# Work to be completed
Convert the records below, from the line containing "what elements are" through the line containing "diagram-canvas: Le système", both included, into a JSON list of strings with one string per line and no blank lines. Omit the pictures.

# Supplied information

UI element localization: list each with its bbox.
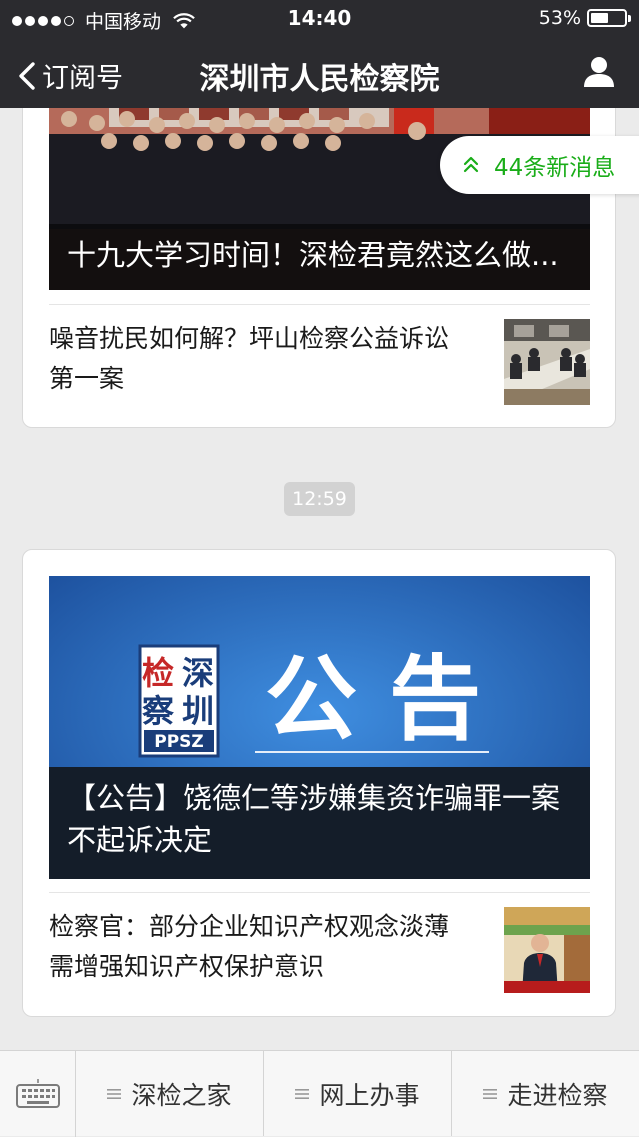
---
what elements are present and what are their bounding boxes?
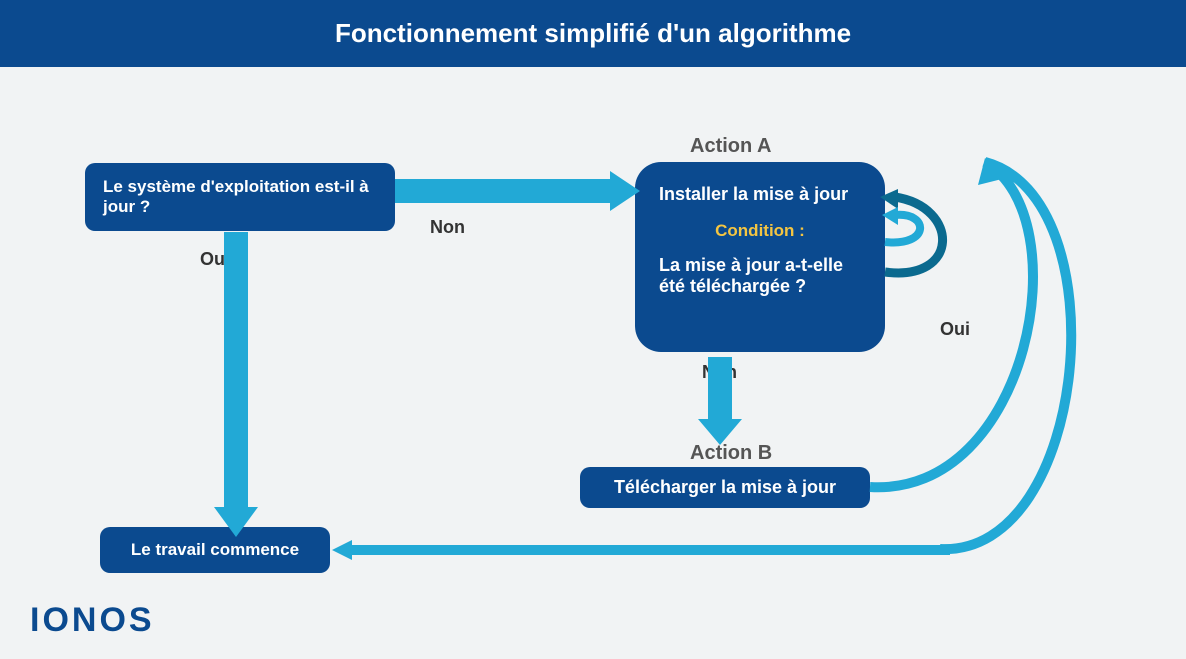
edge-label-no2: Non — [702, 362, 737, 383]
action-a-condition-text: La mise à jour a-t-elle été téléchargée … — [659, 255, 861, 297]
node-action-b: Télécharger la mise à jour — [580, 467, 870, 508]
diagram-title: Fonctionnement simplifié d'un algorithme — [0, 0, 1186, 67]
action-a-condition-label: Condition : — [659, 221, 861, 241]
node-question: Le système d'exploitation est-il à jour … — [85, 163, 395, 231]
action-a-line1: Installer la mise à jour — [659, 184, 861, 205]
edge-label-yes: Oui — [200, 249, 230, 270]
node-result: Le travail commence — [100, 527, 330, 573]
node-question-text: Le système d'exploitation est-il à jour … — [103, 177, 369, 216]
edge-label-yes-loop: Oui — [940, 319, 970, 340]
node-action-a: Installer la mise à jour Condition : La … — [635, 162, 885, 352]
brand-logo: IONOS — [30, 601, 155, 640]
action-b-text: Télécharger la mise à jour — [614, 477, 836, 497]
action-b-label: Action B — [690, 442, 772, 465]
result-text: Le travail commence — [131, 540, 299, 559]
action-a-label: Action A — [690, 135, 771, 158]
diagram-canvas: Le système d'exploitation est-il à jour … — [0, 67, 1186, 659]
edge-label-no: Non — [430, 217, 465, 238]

# Exercise response
[
  "what elements are present and what are their bounding boxes?",
  "edge-label-no2: Non — [702, 362, 737, 383]",
  "action-a-condition-text: La mise à jour a-t-elle été téléchargée … — [659, 255, 861, 297]",
  "node-action-b: Télécharger la mise à jour — [580, 467, 870, 508]",
  "diagram-title: Fonctionnement simplifié d'un algorithme — [0, 0, 1186, 67]",
  "action-a-condition-label: Condition : — [659, 221, 861, 241]",
  "node-question: Le système d'exploitation est-il à jour … — [85, 163, 395, 231]",
  "action-a-line1: Installer la mise à jour — [659, 184, 861, 205]",
  "edge-label-yes: Oui — [200, 249, 230, 270]",
  "node-result: Le travail commence — [100, 527, 330, 573]",
  "node-question-text: Le système d'exploitation est-il à jour … — [103, 177, 369, 216]",
  "edge-label-yes-loop: Oui — [940, 319, 970, 340]",
  "node-action-a: Installer la mise à jour Condition : La … — [635, 162, 885, 352]",
  "brand-logo: IONOS — [30, 601, 155, 640]",
  "action-b-text: Télécharger la mise à jour — [614, 477, 836, 497]",
  "action-b-label: Action B — [690, 442, 772, 465]",
  "result-text: Le travail commence — [131, 540, 299, 559]",
  "action-a-label: Action A — [690, 135, 771, 158]",
  "diagram-canvas: Le système d'exploitation est-il à jour … — [0, 67, 1186, 659]"
]